# TASK BRIEF:
All of the material below is to be repeated exactly.

Saved data entries
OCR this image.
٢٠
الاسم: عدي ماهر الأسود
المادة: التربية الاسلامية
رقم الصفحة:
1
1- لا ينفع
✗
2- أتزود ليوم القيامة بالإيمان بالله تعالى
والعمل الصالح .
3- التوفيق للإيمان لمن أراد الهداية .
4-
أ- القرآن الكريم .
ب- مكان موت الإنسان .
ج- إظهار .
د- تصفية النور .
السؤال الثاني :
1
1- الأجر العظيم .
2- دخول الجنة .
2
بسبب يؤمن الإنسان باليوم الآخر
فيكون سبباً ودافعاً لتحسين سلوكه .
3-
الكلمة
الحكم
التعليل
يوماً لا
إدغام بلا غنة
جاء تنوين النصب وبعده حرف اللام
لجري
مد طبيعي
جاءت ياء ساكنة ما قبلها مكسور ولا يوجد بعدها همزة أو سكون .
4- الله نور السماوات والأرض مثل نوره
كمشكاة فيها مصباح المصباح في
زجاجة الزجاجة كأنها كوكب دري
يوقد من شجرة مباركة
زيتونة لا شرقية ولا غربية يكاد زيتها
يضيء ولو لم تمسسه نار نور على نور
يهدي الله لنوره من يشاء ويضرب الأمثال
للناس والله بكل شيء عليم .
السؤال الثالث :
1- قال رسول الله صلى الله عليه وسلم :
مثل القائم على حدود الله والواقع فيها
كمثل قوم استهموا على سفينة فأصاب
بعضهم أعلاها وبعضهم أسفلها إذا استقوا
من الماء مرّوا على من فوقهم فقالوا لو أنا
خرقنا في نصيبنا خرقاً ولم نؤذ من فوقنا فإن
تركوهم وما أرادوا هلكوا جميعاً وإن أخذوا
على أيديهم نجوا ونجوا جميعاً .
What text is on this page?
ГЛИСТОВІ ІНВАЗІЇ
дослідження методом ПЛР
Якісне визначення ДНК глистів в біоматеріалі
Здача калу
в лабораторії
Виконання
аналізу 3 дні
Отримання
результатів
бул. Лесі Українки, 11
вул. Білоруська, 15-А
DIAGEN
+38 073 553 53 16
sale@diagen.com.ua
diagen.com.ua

# THE ANSWER:
OCR this image.
٢٠
الاسم: عدي ماهر الأسود
المادة: التربية الاسلامية
رقم الصفحة:
1
1- لا ينفع
✗
2- أتزود ليوم القيامة بالإيمان بالله تعالى
والعمل الصالح .
3- التوفيق للإيمان لمن أراد الهداية .
4-
أ- القرآن الكريم .
ب- مكان موت الإنسان .
ج- إظهار .
د- تصفية النور .
السؤال الثاني :
1
1- الأجر العظيم .
2- دخول الجنة .
2
بسبب يؤمن الإنسان باليوم الآخر
فيكون سبباً ودافعاً لتحسين سلوكه .
3-
الكلمة
الحكم
التعليل
يوماً لا
إدغام بلا غنة
جاء تنوين النصب وبعده حرف اللام
لجري
مد طبيعي
جاءت ياء ساكنة ما قبلها مكسور ولا يوجد بعدها همزة أو سكون .
4- الله نور السماوات والأرض مثل نوره
كمشكاة فيها مصباح المصباح في
زجاجة الزجاجة كأنها كوكب دري
يوقد من شجرة مباركة
زيتونة لا شرقية ولا غربية يكاد زيتها
يضيء ولو لم تمسسه نار نور على نور
يهدي الله لنوره من يشاء ويضرب الأمثال
للناس والله بكل شيء عليم .
السؤال الثالث :
1- قال رسول الله صلى الله عليه وسلم :
مثل القائم على حدود الله والواقع فيها
كمثل قوم استهموا على سفينة فأصاب
بعضهم أعلاها وبعضهم أسفلها إذا استقوا
من الماء مرّوا على من فوقهم فقالوا لو أنا
خرقنا في نصيبنا خرقاً ولم نؤذ من فوقنا فإن
تركوهم وما أرادوا هلكوا جميعاً وإن أخذوا
على أيديهم نجوا ونجوا جميعاً .
What text is on this page?
ГЛИСТОВІ ІНВАЗІЇ
дослідження методом ПЛР
Якісне визначення ДНК глистів в біоматеріалі
Здача калу
в лабораторії
Виконання
аналізу 3 дні
Отримання
результатів
бул. Лесі Українки, 11
вул. Білоруська, 15-А
DIAGEN
+38 073 553 53 16
sale@diagen.com.ua
diagen.com.ua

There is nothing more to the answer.